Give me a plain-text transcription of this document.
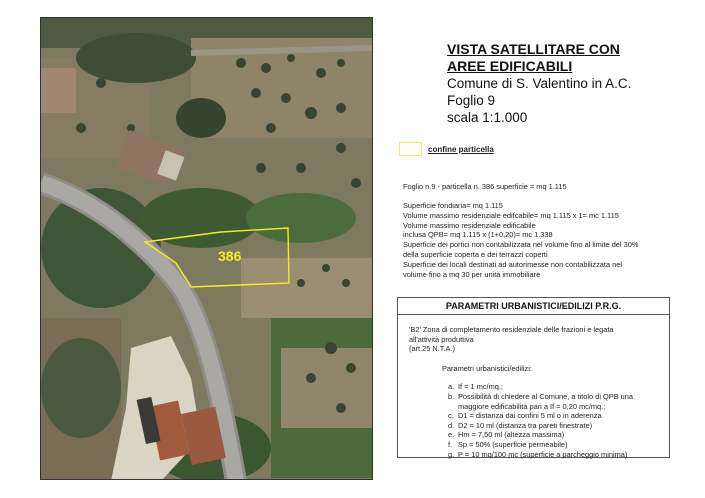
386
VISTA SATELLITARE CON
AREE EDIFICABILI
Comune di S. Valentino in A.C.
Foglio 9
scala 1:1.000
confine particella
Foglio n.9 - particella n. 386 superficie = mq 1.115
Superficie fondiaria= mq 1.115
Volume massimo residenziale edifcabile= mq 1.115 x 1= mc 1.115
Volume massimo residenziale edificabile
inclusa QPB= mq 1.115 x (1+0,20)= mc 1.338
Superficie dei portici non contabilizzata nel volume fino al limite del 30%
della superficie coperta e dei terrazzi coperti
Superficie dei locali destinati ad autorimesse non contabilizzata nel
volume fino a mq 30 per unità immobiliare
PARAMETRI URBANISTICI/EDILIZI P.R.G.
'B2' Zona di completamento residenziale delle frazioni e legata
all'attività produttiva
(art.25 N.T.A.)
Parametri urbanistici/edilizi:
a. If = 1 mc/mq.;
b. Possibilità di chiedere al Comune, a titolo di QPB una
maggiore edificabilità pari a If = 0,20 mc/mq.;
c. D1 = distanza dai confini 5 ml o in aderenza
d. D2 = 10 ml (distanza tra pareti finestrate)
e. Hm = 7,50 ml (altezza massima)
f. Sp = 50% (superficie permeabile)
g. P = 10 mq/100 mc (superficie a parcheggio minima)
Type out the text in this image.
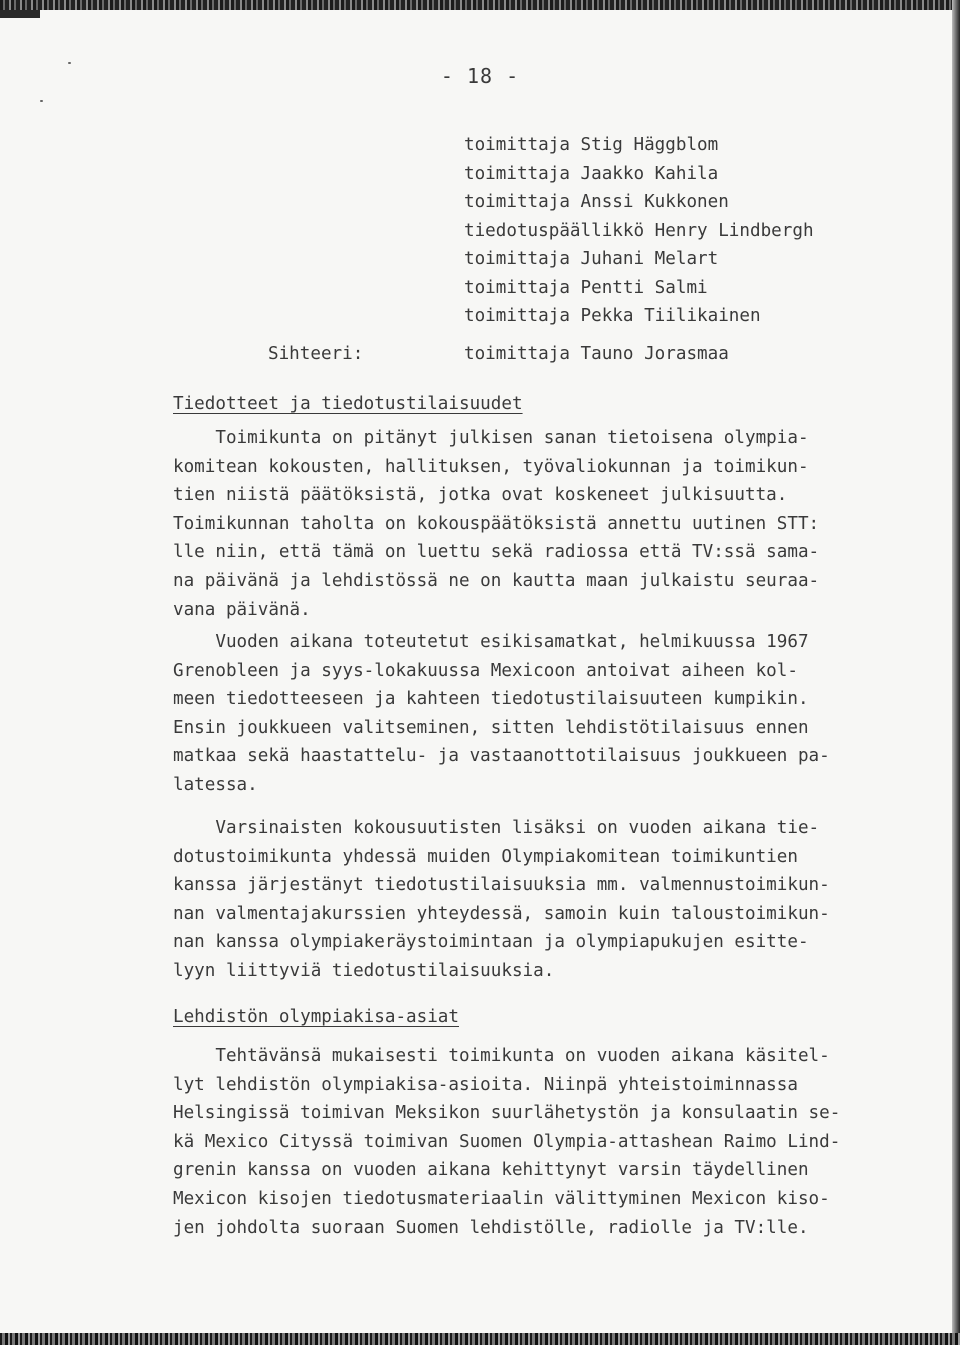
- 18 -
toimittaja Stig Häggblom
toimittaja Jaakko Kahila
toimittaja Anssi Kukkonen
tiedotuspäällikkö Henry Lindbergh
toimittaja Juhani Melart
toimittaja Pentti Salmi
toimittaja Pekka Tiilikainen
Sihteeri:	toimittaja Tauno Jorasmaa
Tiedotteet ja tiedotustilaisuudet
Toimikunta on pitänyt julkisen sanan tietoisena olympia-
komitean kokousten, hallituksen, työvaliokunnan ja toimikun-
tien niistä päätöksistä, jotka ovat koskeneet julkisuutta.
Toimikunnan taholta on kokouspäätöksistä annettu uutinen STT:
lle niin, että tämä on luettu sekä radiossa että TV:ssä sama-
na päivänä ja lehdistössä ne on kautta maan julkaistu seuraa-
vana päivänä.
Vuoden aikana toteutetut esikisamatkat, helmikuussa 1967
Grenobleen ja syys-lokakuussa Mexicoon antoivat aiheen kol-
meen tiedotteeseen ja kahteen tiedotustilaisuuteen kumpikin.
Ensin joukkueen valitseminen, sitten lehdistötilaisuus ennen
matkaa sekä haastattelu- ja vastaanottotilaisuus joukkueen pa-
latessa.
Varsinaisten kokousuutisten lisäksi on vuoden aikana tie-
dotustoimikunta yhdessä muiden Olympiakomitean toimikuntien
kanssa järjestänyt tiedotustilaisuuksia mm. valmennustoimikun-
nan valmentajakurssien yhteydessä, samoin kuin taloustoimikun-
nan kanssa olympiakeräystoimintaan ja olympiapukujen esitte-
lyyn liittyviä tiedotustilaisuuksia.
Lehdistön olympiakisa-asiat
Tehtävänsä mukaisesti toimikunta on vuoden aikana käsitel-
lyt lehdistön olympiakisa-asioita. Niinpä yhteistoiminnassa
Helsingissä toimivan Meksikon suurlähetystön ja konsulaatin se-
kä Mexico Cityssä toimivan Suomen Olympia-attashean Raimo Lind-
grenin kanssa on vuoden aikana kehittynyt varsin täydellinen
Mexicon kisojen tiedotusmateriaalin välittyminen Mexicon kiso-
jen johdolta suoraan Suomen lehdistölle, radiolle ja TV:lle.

- - - -

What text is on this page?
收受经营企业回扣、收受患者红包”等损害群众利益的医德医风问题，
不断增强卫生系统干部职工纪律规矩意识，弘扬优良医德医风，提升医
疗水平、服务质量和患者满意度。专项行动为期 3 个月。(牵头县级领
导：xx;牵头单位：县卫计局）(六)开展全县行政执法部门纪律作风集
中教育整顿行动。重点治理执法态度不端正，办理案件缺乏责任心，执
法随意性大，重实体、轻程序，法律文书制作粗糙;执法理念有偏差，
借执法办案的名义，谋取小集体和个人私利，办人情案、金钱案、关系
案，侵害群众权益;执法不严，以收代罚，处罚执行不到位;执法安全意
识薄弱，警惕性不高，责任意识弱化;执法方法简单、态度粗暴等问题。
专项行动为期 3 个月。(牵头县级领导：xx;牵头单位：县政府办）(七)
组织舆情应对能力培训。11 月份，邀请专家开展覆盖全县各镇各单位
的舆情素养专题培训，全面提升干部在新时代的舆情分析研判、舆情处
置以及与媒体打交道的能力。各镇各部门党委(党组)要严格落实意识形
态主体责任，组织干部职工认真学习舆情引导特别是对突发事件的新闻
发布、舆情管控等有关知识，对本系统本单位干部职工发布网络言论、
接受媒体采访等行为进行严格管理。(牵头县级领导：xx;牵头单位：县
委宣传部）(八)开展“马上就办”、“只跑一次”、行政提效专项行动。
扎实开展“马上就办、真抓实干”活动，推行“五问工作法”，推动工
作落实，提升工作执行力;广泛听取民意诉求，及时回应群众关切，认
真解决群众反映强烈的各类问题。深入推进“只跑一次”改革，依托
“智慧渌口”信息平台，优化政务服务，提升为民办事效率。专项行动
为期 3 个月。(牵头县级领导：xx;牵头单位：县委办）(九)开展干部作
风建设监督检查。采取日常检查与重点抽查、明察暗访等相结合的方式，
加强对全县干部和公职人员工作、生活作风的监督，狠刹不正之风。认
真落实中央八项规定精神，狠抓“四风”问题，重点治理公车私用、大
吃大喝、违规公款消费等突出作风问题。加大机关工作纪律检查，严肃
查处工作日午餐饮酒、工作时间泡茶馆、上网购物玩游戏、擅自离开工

- - - -

*Required task*: Pull every line containing "牵头单位" from the data.

*Solution to this task*:
导：xx;牵头单位：县卫计局）(六)开展全县行政执法部门纪律作风集
专项行动为期 3 个月。(牵头县级领导：xx;牵头单位：县政府办）(七)
接受媒体采访等行为进行严格管理。(牵头县级领导：xx;牵头单位：县
为期 3 个月。(牵头县级领导：xx;牵头单位：县委办）(九)开展干部作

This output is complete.